Rows from a dataset
------------------------------------------------------------

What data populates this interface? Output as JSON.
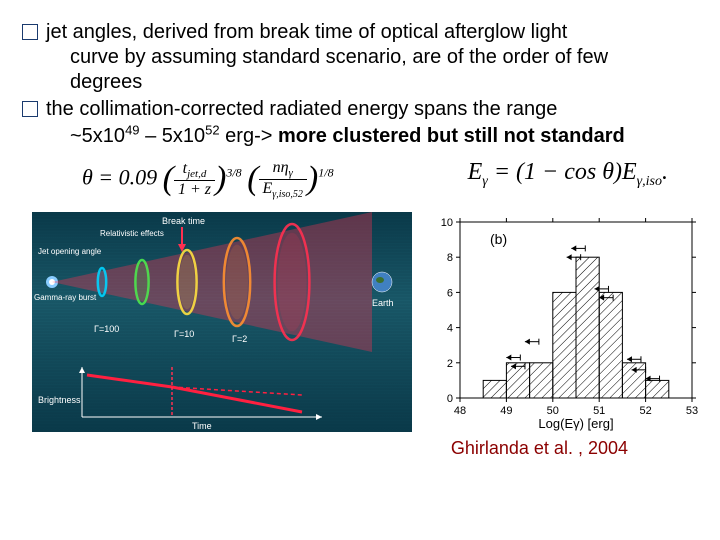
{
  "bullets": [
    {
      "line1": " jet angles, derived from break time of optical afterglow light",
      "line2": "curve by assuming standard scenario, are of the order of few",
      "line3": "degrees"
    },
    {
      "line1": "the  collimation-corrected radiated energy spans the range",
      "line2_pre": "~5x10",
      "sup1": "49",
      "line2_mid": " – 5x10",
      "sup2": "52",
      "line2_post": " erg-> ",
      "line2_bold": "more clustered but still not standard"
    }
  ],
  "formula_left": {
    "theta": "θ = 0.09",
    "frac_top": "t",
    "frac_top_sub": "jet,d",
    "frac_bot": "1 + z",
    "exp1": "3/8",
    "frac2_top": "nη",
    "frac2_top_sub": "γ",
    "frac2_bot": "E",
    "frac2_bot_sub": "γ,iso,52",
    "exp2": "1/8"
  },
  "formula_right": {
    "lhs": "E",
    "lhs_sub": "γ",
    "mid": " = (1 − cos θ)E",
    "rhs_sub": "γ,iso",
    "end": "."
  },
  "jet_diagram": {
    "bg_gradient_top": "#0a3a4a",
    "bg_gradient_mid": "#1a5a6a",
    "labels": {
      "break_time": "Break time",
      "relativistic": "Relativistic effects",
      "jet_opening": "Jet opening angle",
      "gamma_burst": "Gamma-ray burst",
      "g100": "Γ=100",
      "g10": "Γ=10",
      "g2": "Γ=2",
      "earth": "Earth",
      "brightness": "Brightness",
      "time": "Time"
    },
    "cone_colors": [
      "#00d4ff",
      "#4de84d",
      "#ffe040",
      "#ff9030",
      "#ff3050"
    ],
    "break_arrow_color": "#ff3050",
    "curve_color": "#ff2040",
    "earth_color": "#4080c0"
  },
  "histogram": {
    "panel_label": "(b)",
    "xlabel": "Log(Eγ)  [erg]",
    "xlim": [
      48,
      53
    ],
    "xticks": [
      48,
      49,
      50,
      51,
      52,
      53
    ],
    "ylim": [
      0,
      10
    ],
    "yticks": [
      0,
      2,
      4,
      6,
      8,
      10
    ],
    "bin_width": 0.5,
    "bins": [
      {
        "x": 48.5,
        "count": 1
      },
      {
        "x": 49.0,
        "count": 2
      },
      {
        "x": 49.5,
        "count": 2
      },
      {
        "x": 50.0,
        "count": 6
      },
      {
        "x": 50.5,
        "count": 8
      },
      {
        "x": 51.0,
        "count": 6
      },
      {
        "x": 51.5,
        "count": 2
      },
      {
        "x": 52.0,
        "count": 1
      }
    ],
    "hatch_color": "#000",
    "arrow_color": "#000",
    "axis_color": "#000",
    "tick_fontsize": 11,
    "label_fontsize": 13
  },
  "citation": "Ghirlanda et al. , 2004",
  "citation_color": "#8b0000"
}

------------------------------------------------------------

== What the task asks ==
Leave the images out, please, and restate each line word for word.

== Result ==
What data populates this interface? Output as JSON.
{
  "bullets": [
    {
      "line1": " jet angles, derived from break time of optical afterglow light",
      "line2": "curve by assuming standard scenario, are of the order of few",
      "line3": "degrees"
    },
    {
      "line1": "the  collimation-corrected radiated energy spans the range",
      "line2_pre": "~5x10",
      "sup1": "49",
      "line2_mid": " – 5x10",
      "sup2": "52",
      "line2_post": " erg-> ",
      "line2_bold": "more clustered but still not standard"
    }
  ],
  "formula_left": {
    "theta": "θ = 0.09",
    "frac_top": "t",
    "frac_top_sub": "jet,d",
    "frac_bot": "1 + z",
    "exp1": "3/8",
    "frac2_top": "nη",
    "frac2_top_sub": "γ",
    "frac2_bot": "E",
    "frac2_bot_sub": "γ,iso,52",
    "exp2": "1/8"
  },
  "formula_right": {
    "lhs": "E",
    "lhs_sub": "γ",
    "mid": " = (1 − cos θ)E",
    "rhs_sub": "γ,iso",
    "end": "."
  },
  "jet_diagram": {
    "bg_gradient_top": "#0a3a4a",
    "bg_gradient_mid": "#1a5a6a",
    "labels": {
      "break_time": "Break time",
      "relativistic": "Relativistic effects",
      "jet_opening": "Jet opening angle",
      "gamma_burst": "Gamma-ray burst",
      "g100": "Γ=100",
      "g10": "Γ=10",
      "g2": "Γ=2",
      "earth": "Earth",
      "brightness": "Brightness",
      "time": "Time"
    },
    "cone_colors": [
      "#00d4ff",
      "#4de84d",
      "#ffe040",
      "#ff9030",
      "#ff3050"
    ],
    "break_arrow_color": "#ff3050",
    "curve_color": "#ff2040",
    "earth_color": "#4080c0"
  },
  "histogram": {
    "panel_label": "(b)",
    "xlabel": "Log(Eγ)  [erg]",
    "xlim": [
      48,
      53
    ],
    "xticks": [
      48,
      49,
      50,
      51,
      52,
      53
    ],
    "ylim": [
      0,
      10
    ],
    "yticks": [
      0,
      2,
      4,
      6,
      8,
      10
    ],
    "bin_width": 0.5,
    "bins": [
      {
        "x": 48.5,
        "count": 1
      },
      {
        "x": 49.0,
        "count": 2
      },
      {
        "x": 49.5,
        "count": 2
      },
      {
        "x": 50.0,
        "count": 6
      },
      {
        "x": 50.5,
        "count": 8
      },
      {
        "x": 51.0,
        "count": 6
      },
      {
        "x": 51.5,
        "count": 2
      },
      {
        "x": 52.0,
        "count": 1
      }
    ],
    "hatch_color": "#000",
    "arrow_color": "#000",
    "axis_color": "#000",
    "tick_fontsize": 11,
    "label_fontsize": 13
  },
  "citation": "Ghirlanda et al. , 2004",
  "citation_color": "#8b0000"
}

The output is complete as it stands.